=== Exercise objective ===
The records below are to be written out again, exactly as they appear.

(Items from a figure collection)
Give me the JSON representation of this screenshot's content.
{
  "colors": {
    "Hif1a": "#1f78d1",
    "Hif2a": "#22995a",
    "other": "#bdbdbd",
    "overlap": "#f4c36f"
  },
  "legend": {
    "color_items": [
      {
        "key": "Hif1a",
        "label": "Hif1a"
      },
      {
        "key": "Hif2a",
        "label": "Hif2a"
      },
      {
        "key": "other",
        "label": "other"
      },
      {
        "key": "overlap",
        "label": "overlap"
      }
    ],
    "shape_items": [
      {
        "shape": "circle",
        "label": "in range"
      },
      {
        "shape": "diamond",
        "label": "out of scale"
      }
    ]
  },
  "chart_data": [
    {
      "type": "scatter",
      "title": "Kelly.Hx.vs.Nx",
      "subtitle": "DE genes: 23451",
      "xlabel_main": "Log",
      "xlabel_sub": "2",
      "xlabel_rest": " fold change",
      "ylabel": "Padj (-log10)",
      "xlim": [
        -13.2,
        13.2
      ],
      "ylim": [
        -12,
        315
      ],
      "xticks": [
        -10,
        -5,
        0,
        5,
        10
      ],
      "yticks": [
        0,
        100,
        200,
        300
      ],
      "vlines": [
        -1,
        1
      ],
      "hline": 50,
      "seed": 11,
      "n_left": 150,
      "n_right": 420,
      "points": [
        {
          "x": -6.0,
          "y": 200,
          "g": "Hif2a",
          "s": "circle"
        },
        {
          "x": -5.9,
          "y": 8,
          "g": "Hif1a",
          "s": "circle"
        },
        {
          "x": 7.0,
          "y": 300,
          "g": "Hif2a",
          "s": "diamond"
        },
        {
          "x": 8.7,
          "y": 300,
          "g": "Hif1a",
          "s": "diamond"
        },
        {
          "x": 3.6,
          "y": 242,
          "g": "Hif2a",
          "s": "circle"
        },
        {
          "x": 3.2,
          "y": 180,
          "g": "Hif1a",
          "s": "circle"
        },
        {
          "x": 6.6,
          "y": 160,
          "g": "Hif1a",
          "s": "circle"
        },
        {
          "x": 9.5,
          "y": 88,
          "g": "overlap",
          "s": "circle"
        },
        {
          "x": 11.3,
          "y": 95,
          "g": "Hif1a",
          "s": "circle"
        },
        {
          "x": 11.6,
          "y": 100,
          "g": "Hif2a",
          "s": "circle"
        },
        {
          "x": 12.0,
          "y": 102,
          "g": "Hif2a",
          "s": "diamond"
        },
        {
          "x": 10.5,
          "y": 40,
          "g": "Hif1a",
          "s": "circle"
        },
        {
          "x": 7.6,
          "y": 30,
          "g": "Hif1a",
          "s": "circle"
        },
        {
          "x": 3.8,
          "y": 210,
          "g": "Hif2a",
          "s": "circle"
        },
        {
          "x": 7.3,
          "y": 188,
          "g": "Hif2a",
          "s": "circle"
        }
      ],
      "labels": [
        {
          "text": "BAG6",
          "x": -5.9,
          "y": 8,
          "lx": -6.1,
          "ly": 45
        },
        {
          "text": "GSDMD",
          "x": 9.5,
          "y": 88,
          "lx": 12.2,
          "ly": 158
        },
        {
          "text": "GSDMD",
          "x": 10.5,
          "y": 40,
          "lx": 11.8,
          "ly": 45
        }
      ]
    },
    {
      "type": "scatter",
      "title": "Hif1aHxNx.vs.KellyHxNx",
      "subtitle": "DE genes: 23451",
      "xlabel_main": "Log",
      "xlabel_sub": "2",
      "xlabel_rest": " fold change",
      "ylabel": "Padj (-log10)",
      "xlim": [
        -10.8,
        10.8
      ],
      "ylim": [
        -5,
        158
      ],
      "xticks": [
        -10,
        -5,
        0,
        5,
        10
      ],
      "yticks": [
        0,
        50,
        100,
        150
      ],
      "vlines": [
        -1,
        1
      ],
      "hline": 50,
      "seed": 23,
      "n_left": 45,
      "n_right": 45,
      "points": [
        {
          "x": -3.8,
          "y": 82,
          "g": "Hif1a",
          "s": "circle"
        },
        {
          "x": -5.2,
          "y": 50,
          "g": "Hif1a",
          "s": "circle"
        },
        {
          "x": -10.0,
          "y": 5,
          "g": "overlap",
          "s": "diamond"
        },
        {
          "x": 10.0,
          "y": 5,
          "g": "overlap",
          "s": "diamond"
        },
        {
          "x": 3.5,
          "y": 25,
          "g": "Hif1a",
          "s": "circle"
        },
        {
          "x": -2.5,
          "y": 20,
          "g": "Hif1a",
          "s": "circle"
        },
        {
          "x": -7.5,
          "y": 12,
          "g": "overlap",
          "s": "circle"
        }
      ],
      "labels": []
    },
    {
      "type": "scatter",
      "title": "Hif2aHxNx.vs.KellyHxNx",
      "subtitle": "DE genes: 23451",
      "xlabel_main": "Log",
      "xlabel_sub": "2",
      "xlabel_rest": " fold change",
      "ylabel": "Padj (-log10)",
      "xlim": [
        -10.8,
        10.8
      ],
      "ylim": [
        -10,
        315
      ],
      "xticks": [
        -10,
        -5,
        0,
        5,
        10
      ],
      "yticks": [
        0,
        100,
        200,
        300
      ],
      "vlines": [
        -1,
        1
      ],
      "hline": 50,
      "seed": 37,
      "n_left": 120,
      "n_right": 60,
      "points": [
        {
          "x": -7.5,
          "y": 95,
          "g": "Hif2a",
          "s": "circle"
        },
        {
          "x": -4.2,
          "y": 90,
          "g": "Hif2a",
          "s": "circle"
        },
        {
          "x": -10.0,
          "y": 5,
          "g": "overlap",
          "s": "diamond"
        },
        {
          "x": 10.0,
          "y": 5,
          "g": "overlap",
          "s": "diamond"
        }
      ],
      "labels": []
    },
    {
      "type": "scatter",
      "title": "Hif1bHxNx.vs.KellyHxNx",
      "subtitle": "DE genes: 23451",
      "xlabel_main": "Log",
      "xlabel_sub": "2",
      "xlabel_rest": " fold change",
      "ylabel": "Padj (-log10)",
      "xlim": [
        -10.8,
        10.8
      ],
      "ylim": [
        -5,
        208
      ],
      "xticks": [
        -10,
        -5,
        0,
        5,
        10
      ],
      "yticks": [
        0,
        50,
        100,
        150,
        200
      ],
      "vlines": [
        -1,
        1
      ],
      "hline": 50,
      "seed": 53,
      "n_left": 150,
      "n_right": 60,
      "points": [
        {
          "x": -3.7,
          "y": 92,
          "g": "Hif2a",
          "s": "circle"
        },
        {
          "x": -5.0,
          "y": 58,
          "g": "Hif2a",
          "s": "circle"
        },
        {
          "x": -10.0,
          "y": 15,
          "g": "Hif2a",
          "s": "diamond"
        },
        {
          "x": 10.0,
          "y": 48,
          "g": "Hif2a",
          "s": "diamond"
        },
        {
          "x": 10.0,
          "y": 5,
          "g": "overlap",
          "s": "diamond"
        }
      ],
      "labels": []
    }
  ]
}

=== Exercise output ===
Give me the JSON representation of this screenshot's content.
{
  "colors": {
    "Hif1a": "#1f78d1",
    "Hif2a": "#22995a",
    "other": "#bdbdbd",
    "overlap": "#f4c36f"
  },
  "legend": {
    "color_items": [
      {
        "key": "Hif1a",
        "label": "Hif1a"
      },
      {
        "key": "Hif2a",
        "label": "Hif2a"
      },
      {
        "key": "other",
        "label": "other"
      },
      {
        "key": "overlap",
        "label": "overlap"
      }
    ],
    "shape_items": [
      {
        "shape": "circle",
        "label": "in range"
      },
      {
        "shape": "diamond",
        "label": "out of scale"
      }
    ]
  },
  "chart_data": [
    {
      "type": "scatter",
      "title": "Kelly.Hx.vs.Nx",
      "subtitle": "DE genes: 23451",
      "xlabel_main": "Log",
      "xlabel_sub": "2",
      "xlabel_rest": " fold change",
      "ylabel": "Padj (-log10)",
      "xlim": [
        -13.2,
        13.2
      ],
      "ylim": [
        -12,
        315
      ],
      "xticks": [
        -10,
        -5,
        0,
        5,
        10
      ],
      "yticks": [
        0,
        100,
        200,
        300
      ],
      "vlines": [
        -1,
        1
      ],
      "hline": 50,
      "seed": 11,
      "n_left": 150,
      "n_right": 420,
      "points": [
        {
          "x": -6.0,
          "y": 200,
          "g": "Hif2a",
          "s": "circle"
        },
        {
          "x": -5.9,
          "y": 8,
          "g": "Hif1a",
          "s": "circle"
        },
        {
          "x": 7.0,
          "y": 300,
          "g": "Hif2a",
          "s": "diamond"
        },
        {
          "x": 8.7,
          "y": 300,
          "g": "Hif1a",
          "s": "diamond"
        },
        {
          "x": 3.6,
          "y": 242,
          "g": "Hif2a",
          "s": "circle"
        },
        {
          "x": 3.2,
          "y": 180,
          "g": "Hif1a",
          "s": "circle"
        },
        {
          "x": 6.6,
          "y": 160,
          "g": "Hif1a",
          "s": "circle"
        },
        {
          "x": 9.5,
          "y": 88,
          "g": "overlap",
          "s": "circle"
        },
        {
          "x": 11.3,
          "y": 95,
          "g": "Hif1a",
          "s": "circle"
        },
        {
          "x": 11.6,
          "y": 100,
          "g": "Hif2a",
          "s": "circle"
        },
        {
          "x": 12.0,
          "y": 102,
          "g": "Hif2a",
          "s": "diamond"
        },
        {
          "x": 10.5,
          "y": 40,
          "g": "Hif1a",
          "s": "circle"
        },
        {
          "x": 7.6,
          "y": 30,
          "g": "Hif1a",
          "s": "circle"
        },
        {
          "x": 3.8,
          "y": 210,
          "g": "Hif2a",
          "s": "circle"
        },
        {
          "x": 7.3,
          "y": 188,
          "g": "Hif2a",
          "s": "circle"
        }
      ],
      "labels": [
        {
          "text": "BAG6",
          "x": -5.9,
          "y": 8,
          "lx": -6.1,
          "ly": 45
        },
        {
          "text": "GSDMD",
          "x": 9.5,
          "y": 88,
          "lx": 12.2,
          "ly": 158
        },
        {
          "text": "GSDMD",
          "x": 10.5,
          "y": 40,
          "lx": 11.8,
          "ly": 45
        }
      ]
    },
    {
      "type": "scatter",
      "title": "Hif1aHxNx.vs.KellyHxNx",
      "subtitle": "DE genes: 23451",
      "xlabel_main": "Log",
      "xlabel_sub": "2",
      "xlabel_rest": " fold change",
      "ylabel": "Padj (-log10)",
      "xlim": [
        -10.8,
        10.8
      ],
      "ylim": [
        -5,
        158
      ],
      "xticks": [
        -10,
        -5,
        0,
        5,
        10
      ],
      "yticks": [
        0,
        50,
        100,
        150
      ],
      "vlines": [
        -1,
        1
      ],
      "hline": 50,
      "seed": 23,
      "n_left": 45,
      "n_right": 45,
      "points": [
        {
          "x": -3.8,
          "y": 82,
          "g": "Hif1a",
          "s": "circle"
        },
        {
          "x": -5.2,
          "y": 50,
          "g": "Hif1a",
          "s": "circle"
        },
        {
          "x": -10.0,
          "y": 5,
          "g": "overlap",
          "s": "diamond"
        },
        {
          "x": 10.0,
          "y": 5,
          "g": "overlap",
          "s": "diamond"
        },
        {
          "x": 3.5,
          "y": 25,
          "g": "Hif1a",
          "s": "circle"
        },
        {
          "x": -2.5,
          "y": 20,
          "g": "Hif1a",
          "s": "circle"
        },
        {
          "x": -7.5,
          "y": 12,
          "g": "overlap",
          "s": "circle"
        }
      ],
      "labels": []
    },
    {
      "type": "scatter",
      "title": "Hif2aHxNx.vs.KellyHxNx",
      "subtitle": "DE genes: 23451",
      "xlabel_main": "Log",
      "xlabel_sub": "2",
      "xlabel_rest": " fold change",
      "ylabel": "Padj (-log10)",
      "xlim": [
        -10.8,
        10.8
      ],
      "ylim": [
        -10,
        315
      ],
      "xticks": [
        -10,
        -5,
        0,
        5,
        10
      ],
      "yticks": [
        0,
        100,
        200,
        300
      ],
      "vlines": [
        -1,
        1
      ],
      "hline": 50,
      "seed": 37,
      "n_left": 120,
      "n_right": 60,
      "points": [
        {
          "x": -7.5,
          "y": 95,
          "g": "Hif2a",
          "s": "circle"
        },
        {
          "x": -4.2,
          "y": 90,
          "g": "Hif2a",
          "s": "circle"
        },
        {
          "x": -10.0,
          "y": 5,
          "g": "overlap",
          "s": "diamond"
        },
        {
          "x": 10.0,
          "y": 5,
          "g": "overlap",
          "s": "diamond"
        }
      ],
      "labels": []
    },
    {
      "type": "scatter",
      "title": "Hif1bHxNx.vs.KellyHxNx",
      "subtitle": "DE genes: 23451",
      "xlabel_main": "Log",
      "xlabel_sub": "2",
      "xlabel_rest": " fold change",
      "ylabel": "Padj (-log10)",
      "xlim": [
        -10.8,
        10.8
      ],
      "ylim": [
        -5,
        208
      ],
      "xticks": [
        -10,
        -5,
        0,
        5,
        10
      ],
      "yticks": [
        0,
        50,
        100,
        150,
        200
      ],
      "vlines": [
        -1,
        1
      ],
      "hline": 50,
      "seed": 53,
      "n_left": 150,
      "n_right": 60,
      "points": [
        {
          "x": -3.7,
          "y": 92,
          "g": "Hif2a",
          "s": "circle"
        },
        {
          "x": -5.0,
          "y": 58,
          "g": "Hif2a",
          "s": "circle"
        },
        {
          "x": -10.0,
          "y": 15,
          "g": "Hif2a",
          "s": "diamond"
        },
        {
          "x": 10.0,
          "y": 48,
          "g": "Hif2a",
          "s": "diamond"
        },
        {
          "x": 10.0,
          "y": 5,
          "g": "overlap",
          "s": "diamond"
        }
      ],
      "labels": []
    }
  ]
}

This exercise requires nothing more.